### WORK REQUIRED
Go through the entries below and count the lines holding the word "Tilfreds". Reply with only the number, please.

### RECORDS TO USE

--------------------------------------------------

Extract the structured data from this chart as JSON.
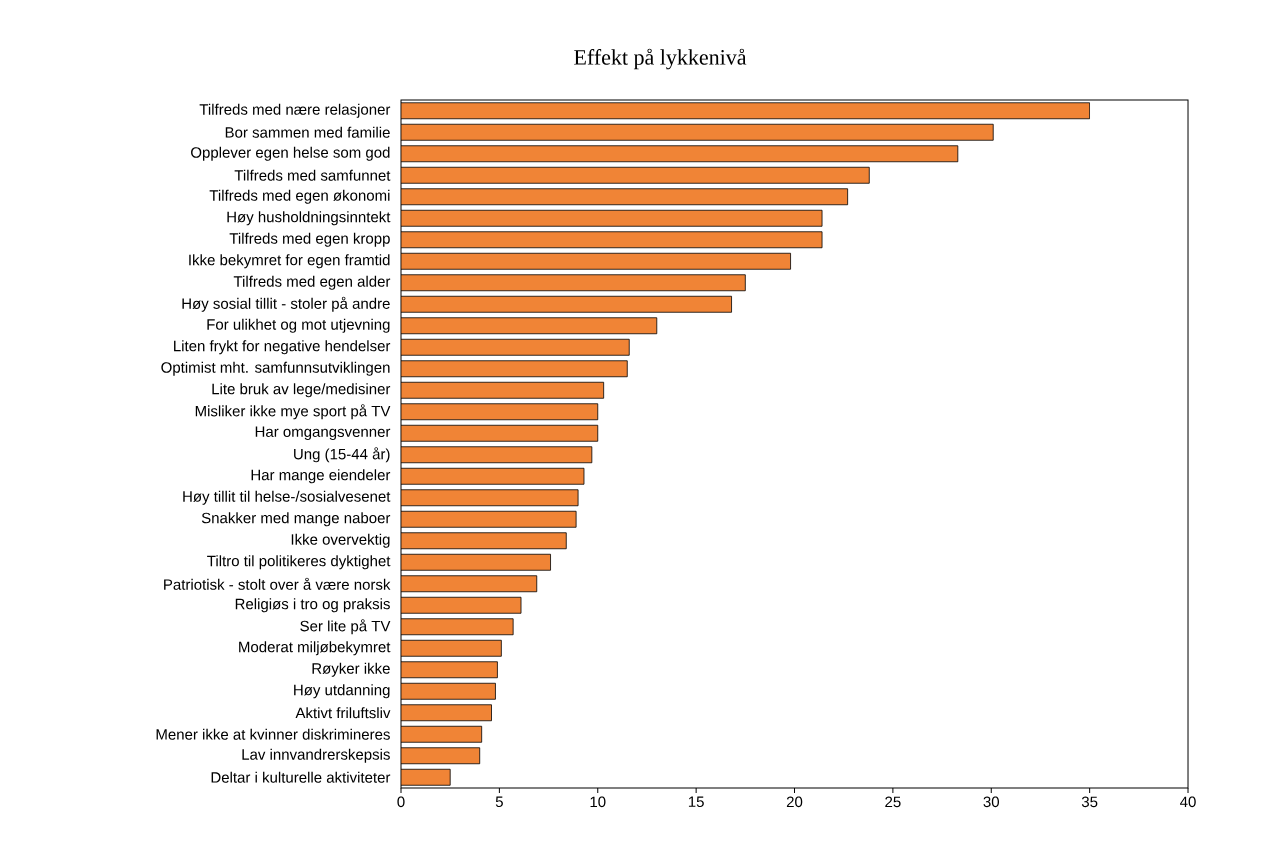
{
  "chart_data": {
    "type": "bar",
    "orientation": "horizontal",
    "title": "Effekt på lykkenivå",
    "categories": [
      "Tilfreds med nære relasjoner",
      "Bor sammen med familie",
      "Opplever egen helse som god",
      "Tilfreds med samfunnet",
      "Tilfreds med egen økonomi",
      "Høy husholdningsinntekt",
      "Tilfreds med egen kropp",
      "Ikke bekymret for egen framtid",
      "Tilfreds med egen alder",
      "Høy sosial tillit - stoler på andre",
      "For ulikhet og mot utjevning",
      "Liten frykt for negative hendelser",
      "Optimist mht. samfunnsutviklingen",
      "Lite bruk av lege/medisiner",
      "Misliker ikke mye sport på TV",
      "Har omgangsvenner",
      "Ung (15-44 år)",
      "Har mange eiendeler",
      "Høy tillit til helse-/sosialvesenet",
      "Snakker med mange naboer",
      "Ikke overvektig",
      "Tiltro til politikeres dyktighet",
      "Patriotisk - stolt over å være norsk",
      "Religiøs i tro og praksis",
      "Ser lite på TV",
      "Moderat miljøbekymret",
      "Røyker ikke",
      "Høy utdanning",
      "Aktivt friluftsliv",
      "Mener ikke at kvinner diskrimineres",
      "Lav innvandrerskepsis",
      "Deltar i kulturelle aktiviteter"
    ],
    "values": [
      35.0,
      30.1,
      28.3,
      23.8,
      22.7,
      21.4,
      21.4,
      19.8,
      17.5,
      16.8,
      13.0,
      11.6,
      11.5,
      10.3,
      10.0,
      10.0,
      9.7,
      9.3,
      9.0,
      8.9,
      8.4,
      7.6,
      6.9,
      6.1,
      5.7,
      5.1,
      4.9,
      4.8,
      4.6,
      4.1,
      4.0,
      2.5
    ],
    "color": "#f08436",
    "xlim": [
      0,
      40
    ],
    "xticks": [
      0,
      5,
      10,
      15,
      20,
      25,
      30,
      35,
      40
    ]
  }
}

--------------------------------------------------

### FULL RESPONSE
5